— start of ENTRIES SUPPLIED —

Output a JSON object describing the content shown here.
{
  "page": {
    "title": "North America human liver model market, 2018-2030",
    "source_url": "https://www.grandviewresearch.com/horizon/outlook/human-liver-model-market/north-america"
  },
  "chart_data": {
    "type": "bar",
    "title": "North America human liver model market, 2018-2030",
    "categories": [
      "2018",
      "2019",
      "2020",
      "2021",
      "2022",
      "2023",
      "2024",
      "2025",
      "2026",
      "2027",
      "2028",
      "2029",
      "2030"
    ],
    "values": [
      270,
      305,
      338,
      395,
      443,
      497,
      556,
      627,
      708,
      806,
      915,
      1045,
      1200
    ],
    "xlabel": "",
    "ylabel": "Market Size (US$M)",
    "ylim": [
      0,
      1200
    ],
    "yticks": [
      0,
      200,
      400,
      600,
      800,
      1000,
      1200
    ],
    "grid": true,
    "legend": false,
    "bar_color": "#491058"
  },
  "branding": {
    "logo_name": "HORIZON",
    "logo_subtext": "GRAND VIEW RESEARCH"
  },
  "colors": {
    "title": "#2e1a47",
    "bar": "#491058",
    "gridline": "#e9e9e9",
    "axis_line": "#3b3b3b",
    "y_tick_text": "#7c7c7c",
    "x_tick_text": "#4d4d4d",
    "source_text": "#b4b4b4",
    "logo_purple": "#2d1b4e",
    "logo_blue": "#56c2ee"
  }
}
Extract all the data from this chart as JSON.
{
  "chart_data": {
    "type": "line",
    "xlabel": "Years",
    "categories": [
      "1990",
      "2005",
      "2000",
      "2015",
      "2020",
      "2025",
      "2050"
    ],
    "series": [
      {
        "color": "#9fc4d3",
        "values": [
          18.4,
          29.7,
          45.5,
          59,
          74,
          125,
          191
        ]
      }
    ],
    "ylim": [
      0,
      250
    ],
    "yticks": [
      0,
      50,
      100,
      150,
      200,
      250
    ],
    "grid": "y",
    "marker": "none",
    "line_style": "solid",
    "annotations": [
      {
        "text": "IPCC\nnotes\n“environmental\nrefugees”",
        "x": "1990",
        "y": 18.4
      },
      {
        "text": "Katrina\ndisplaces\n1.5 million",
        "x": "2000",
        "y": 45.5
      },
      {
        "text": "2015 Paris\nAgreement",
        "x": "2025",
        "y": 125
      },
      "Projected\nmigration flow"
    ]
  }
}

— end of ENTRIES SUPPLIED —

◆ EXERCISE BRIEF:
Exactly reproduce all of the entries.

◆ RESPONSE TO THE TASK:
Output a JSON object describing the content shown here.
{
  "page": {
    "title": "North America human liver model market, 2018-2030",
    "source_url": "https://www.grandviewresearch.com/horizon/outlook/human-liver-model-market/north-america"
  },
  "chart_data": {
    "type": "bar",
    "title": "North America human liver model market, 2018-2030",
    "categories": [
      "2018",
      "2019",
      "2020",
      "2021",
      "2022",
      "2023",
      "2024",
      "2025",
      "2026",
      "2027",
      "2028",
      "2029",
      "2030"
    ],
    "values": [
      270,
      305,
      338,
      395,
      443,
      497,
      556,
      627,
      708,
      806,
      915,
      1045,
      1200
    ],
    "xlabel": "",
    "ylabel": "Market Size (US$M)",
    "ylim": [
      0,
      1200
    ],
    "yticks": [
      0,
      200,
      400,
      600,
      800,
      1000,
      1200
    ],
    "grid": true,
    "legend": false,
    "bar_color": "#491058"
  },
  "branding": {
    "logo_name": "HORIZON",
    "logo_subtext": "GRAND VIEW RESEARCH"
  },
  "colors": {
    "title": "#2e1a47",
    "bar": "#491058",
    "gridline": "#e9e9e9",
    "axis_line": "#3b3b3b",
    "y_tick_text": "#7c7c7c",
    "x_tick_text": "#4d4d4d",
    "source_text": "#b4b4b4",
    "logo_purple": "#2d1b4e",
    "logo_blue": "#56c2ee"
  }
}
Extract all the data from this chart as JSON.
{
  "chart_data": {
    "type": "line",
    "xlabel": "Years",
    "categories": [
      "1990",
      "2005",
      "2000",
      "2015",
      "2020",
      "2025",
      "2050"
    ],
    "series": [
      {
        "color": "#9fc4d3",
        "values": [
          18.4,
          29.7,
          45.5,
          59,
          74,
          125,
          191
        ]
      }
    ],
    "ylim": [
      0,
      250
    ],
    "yticks": [
      0,
      50,
      100,
      150,
      200,
      250
    ],
    "grid": "y",
    "marker": "none",
    "line_style": "solid",
    "annotations": [
      {
        "text": "IPCC\nnotes\n“environmental\nrefugees”",
        "x": "1990",
        "y": 18.4
      },
      {
        "text": "Katrina\ndisplaces\n1.5 million",
        "x": "2000",
        "y": 45.5
      },
      {
        "text": "2015 Paris\nAgreement",
        "x": "2025",
        "y": 125
      },
      "Projected\nmigration flow"
    ]
  }
}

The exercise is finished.